[Page images and their text]
═══

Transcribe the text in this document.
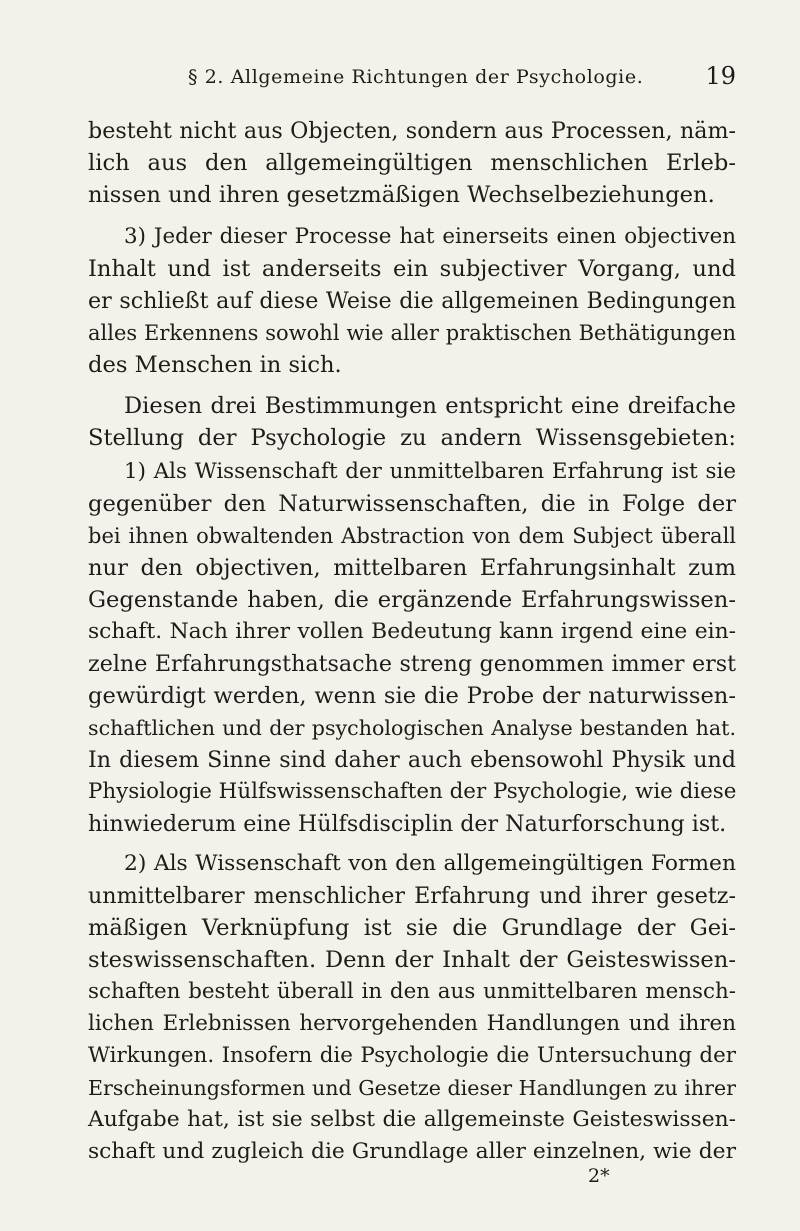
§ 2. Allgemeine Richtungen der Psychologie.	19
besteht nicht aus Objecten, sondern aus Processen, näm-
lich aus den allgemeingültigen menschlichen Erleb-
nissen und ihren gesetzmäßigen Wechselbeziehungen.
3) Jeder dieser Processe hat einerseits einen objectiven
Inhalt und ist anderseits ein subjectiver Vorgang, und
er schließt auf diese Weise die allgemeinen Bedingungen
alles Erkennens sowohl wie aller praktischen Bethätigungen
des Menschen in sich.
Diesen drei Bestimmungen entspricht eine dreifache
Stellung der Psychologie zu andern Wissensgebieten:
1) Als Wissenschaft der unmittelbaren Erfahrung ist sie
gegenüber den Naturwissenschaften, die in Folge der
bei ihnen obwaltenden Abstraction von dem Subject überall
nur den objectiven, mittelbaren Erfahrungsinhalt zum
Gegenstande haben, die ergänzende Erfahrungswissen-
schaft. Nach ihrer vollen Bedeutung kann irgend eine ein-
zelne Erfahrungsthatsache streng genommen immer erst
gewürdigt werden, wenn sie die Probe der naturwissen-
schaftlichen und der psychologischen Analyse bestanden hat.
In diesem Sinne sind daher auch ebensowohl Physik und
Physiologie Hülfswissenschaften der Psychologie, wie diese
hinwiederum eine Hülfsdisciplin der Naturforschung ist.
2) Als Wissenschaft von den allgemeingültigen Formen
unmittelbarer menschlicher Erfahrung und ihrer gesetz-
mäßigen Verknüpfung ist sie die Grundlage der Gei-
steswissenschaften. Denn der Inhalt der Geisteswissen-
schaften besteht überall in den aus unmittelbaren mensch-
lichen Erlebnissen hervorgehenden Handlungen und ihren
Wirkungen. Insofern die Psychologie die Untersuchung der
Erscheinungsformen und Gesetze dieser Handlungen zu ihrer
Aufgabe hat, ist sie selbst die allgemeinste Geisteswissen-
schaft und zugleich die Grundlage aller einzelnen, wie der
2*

═══

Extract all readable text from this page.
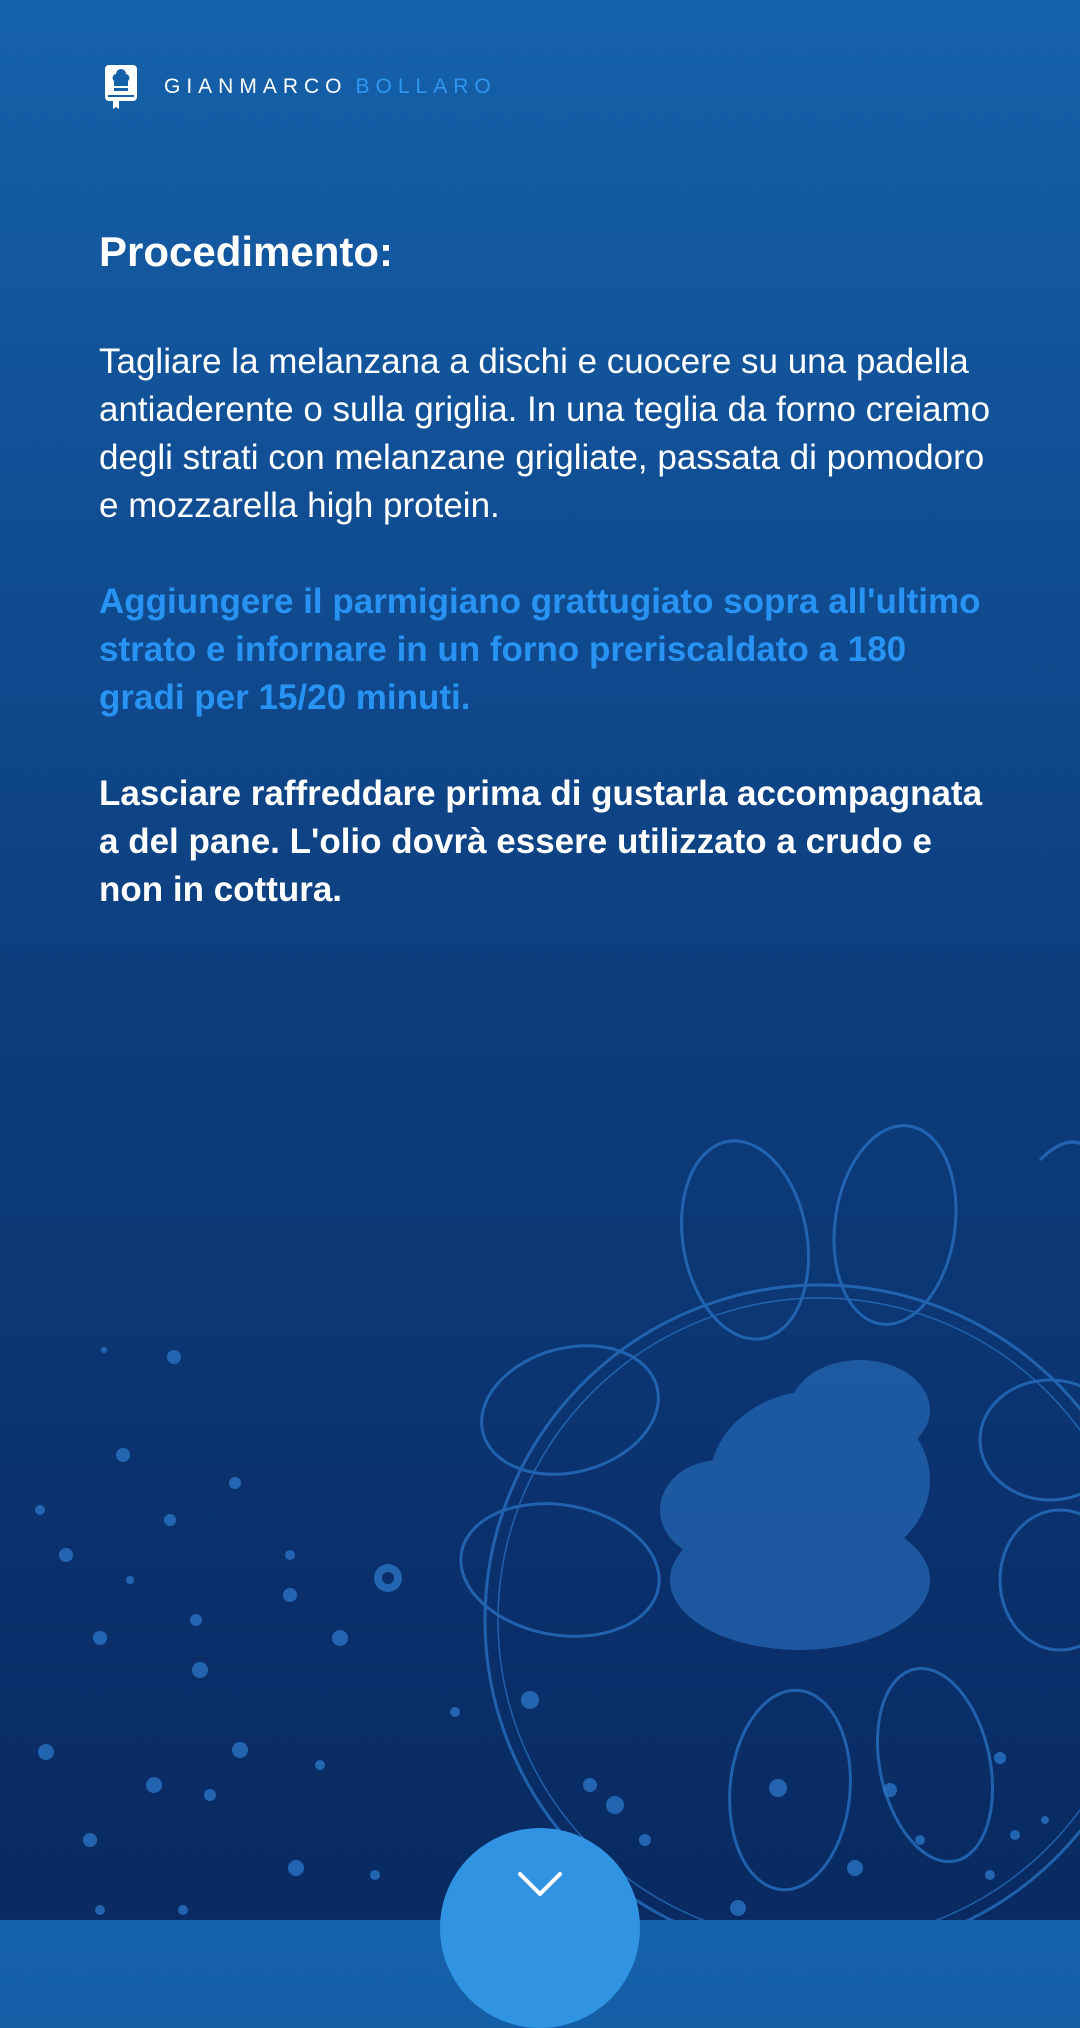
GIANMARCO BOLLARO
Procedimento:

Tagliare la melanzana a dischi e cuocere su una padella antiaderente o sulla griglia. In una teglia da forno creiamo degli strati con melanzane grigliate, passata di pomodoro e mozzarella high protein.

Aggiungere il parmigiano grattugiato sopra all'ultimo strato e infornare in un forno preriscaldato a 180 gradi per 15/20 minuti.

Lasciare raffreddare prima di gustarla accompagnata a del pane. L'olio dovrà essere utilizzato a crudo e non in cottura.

═══

#### [Your task]
The lines above that include "this" should each be listed.

#### [Solved problem]
Transcribe the text in this document.
Extract all readable text from this page.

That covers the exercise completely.